STATED EXERCISE.
Reply with one number: the count of lines in the data that hold the string "meta".

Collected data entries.
'''

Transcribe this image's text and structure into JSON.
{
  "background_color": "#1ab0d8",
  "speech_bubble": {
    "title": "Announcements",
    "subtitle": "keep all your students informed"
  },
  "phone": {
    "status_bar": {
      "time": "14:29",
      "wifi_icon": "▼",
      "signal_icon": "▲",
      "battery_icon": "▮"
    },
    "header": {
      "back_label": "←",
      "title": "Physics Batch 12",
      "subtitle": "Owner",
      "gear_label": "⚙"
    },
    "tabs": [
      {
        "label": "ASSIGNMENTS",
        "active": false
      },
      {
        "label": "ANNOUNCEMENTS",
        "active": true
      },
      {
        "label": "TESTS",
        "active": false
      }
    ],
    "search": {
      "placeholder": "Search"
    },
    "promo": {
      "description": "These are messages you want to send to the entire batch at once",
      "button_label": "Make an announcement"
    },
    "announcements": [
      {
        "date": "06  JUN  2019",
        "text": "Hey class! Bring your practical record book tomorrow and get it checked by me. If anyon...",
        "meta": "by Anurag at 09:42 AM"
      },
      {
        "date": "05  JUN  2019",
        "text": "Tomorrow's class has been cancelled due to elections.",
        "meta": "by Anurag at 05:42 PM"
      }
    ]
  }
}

'''

RESULT OF THE TASK.
2